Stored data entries
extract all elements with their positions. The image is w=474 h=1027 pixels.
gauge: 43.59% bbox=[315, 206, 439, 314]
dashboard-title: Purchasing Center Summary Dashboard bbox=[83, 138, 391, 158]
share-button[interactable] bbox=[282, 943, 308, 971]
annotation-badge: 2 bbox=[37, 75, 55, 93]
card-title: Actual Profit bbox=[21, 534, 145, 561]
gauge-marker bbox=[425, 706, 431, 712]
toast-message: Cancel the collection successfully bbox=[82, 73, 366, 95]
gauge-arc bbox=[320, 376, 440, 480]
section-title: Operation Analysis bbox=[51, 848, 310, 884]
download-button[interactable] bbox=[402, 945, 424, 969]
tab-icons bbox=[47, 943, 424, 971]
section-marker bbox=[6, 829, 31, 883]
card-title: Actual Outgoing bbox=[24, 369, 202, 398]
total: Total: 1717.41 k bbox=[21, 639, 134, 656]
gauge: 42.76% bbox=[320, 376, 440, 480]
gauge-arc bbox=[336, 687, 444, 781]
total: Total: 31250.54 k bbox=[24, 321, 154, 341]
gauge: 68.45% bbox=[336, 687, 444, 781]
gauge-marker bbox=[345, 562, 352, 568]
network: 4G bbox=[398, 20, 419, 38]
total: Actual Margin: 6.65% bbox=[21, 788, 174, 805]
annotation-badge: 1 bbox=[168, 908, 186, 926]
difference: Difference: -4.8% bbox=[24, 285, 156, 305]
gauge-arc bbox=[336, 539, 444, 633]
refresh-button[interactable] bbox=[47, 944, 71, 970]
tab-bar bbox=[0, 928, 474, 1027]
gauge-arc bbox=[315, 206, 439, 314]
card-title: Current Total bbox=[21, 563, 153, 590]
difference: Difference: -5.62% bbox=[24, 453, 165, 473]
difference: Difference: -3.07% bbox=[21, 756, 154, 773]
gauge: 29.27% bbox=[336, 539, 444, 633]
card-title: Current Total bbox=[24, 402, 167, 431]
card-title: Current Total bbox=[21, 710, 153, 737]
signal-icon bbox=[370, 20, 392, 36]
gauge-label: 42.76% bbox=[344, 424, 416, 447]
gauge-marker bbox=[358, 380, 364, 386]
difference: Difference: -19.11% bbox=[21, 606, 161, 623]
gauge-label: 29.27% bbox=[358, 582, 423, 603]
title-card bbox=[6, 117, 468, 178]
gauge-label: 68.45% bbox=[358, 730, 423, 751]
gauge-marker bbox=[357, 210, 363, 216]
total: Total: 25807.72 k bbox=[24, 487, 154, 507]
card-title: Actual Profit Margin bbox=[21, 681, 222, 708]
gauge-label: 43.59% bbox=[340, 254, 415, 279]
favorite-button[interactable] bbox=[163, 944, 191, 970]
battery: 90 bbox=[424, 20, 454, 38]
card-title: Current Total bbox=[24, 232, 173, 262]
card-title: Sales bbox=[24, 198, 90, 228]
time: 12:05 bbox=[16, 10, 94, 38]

Exercise task: Reproduce the listing from its first line through the line containing "gauge-marker bbox=[425, 706, 431, 712]", substituting "Procurement Center" for "Purchasing Center" and leaving everything else unchanged.

Solution:
extract all elements with their positions. The image is w=474 h=1027 pixels.
gauge: 43.59% bbox=[315, 206, 439, 314]
dashboard-title: Procurement Center Summary Dashboard bbox=[83, 138, 391, 158]
share-button[interactable] bbox=[282, 943, 308, 971]
annotation-badge: 2 bbox=[37, 75, 55, 93]
card-title: Actual Profit bbox=[21, 534, 145, 561]
gauge-marker bbox=[425, 706, 431, 712]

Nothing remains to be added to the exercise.